▸ Directions:
Find each line with the string "flexible" and copy it.

▸ Data:
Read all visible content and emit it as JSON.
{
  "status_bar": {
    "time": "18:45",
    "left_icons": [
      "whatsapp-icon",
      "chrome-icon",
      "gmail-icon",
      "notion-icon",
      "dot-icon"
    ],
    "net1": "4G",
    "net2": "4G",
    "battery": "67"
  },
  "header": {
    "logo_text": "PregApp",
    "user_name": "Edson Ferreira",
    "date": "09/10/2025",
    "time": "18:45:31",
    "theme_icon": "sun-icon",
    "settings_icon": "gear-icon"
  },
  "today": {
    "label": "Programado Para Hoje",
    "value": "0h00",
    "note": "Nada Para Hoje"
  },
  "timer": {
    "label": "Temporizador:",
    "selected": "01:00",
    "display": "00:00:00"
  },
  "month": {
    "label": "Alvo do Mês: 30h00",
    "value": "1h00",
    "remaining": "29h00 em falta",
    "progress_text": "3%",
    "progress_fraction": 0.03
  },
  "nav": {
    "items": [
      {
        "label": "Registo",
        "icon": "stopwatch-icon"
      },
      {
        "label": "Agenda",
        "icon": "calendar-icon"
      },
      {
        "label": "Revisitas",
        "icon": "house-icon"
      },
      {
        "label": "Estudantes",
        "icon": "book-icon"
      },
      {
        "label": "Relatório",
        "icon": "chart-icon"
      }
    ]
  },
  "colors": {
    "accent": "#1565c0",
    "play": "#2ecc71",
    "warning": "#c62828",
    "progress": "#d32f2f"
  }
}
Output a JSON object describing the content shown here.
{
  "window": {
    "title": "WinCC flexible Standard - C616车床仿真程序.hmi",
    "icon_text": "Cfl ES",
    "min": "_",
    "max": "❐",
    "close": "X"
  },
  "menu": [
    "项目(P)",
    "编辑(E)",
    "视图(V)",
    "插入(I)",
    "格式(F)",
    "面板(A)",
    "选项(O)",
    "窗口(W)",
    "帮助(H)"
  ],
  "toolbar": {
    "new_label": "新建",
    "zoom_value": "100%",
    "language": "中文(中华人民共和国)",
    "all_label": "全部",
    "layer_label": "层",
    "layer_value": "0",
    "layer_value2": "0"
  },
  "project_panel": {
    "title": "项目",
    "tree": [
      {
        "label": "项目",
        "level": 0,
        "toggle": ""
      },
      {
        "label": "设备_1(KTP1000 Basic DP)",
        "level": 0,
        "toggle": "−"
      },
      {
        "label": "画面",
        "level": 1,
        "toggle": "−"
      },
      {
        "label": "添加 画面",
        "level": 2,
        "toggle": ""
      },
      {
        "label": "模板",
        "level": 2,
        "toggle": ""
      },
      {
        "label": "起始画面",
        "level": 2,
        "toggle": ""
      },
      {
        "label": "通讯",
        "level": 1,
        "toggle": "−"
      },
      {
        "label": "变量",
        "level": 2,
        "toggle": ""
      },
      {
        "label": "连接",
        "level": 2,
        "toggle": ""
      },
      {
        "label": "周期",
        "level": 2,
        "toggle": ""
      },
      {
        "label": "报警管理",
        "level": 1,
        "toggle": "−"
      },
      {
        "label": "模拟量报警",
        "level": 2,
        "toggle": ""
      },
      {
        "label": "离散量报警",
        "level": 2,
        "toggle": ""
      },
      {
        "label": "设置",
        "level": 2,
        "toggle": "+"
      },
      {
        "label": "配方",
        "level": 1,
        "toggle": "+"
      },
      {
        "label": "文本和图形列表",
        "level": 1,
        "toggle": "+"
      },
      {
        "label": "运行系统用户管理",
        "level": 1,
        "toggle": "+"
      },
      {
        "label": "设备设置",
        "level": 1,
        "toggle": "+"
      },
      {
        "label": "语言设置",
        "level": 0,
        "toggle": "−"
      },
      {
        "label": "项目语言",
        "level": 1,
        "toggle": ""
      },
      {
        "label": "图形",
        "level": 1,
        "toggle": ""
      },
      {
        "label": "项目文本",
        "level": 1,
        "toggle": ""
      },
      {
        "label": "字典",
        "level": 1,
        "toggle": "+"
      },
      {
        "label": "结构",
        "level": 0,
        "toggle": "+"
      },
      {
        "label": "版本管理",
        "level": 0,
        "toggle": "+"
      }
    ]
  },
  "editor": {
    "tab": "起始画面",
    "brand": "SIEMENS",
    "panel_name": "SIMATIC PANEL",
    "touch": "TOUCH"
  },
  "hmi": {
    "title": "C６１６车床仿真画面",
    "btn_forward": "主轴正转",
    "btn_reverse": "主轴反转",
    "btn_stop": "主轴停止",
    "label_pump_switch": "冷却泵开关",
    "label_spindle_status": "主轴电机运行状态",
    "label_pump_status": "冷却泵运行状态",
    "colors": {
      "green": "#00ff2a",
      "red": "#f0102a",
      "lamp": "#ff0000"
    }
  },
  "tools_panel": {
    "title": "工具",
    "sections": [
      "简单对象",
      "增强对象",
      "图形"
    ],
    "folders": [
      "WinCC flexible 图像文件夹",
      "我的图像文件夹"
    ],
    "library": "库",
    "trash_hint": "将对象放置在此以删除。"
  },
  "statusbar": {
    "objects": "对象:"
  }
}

▸ Solution for this task:
    "title": "WinCC flexible Standard - C616车床仿真程序.hmi",
      "WinCC flexible 图像文件夹",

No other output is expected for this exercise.